[start of MATERIAL PROVIDED]

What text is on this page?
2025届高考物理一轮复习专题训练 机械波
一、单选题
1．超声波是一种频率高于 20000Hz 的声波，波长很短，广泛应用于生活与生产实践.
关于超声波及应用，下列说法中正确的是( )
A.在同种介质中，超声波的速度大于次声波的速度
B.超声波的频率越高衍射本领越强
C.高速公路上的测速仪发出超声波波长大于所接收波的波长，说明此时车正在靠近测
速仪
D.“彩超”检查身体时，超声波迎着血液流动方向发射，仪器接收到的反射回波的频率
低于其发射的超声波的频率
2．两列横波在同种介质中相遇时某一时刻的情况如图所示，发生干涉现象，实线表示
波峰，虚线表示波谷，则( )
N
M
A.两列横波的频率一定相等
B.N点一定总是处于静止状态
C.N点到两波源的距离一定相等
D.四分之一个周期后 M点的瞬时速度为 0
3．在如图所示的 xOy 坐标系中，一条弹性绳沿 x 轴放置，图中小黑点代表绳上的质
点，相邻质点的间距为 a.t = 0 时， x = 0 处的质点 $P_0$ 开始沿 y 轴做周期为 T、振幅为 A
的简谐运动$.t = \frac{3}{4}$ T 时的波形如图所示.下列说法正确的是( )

[end of MATERIAL PROVIDED]

> [WHAT NEEDS TO BE DONE]:
Extract every entry in the listing word for word.

> [SOLUTION TO THE EXERCISE]:
What text is on this page?
2025届高考物理一轮复习专题训练 机械波
一、单选题
1．超声波是一种频率高于 20000Hz 的声波，波长很短，广泛应用于生活与生产实践.
关于超声波及应用，下列说法中正确的是( )
A.在同种介质中，超声波的速度大于次声波的速度
B.超声波的频率越高衍射本领越强
C.高速公路上的测速仪发出超声波波长大于所接收波的波长，说明此时车正在靠近测
速仪
D.“彩超”检查身体时，超声波迎着血液流动方向发射，仪器接收到的反射回波的频率
低于其发射的超声波的频率
2．两列横波在同种介质中相遇时某一时刻的情况如图所示，发生干涉现象，实线表示
波峰，虚线表示波谷，则( )
N
M
A.两列横波的频率一定相等
B.N点一定总是处于静止状态
C.N点到两波源的距离一定相等
D.四分之一个周期后 M点的瞬时速度为 0
3．在如图所示的 xOy 坐标系中，一条弹性绳沿 x 轴放置，图中小黑点代表绳上的质
点，相邻质点的间距为 a.t = 0 时， x = 0 处的质点 $P_0$ 开始沿 y 轴做周期为 T、振幅为 A
的简谐运动$.t = \frac{3}{4}$ T 时的波形如图所示.下列说法正确的是( )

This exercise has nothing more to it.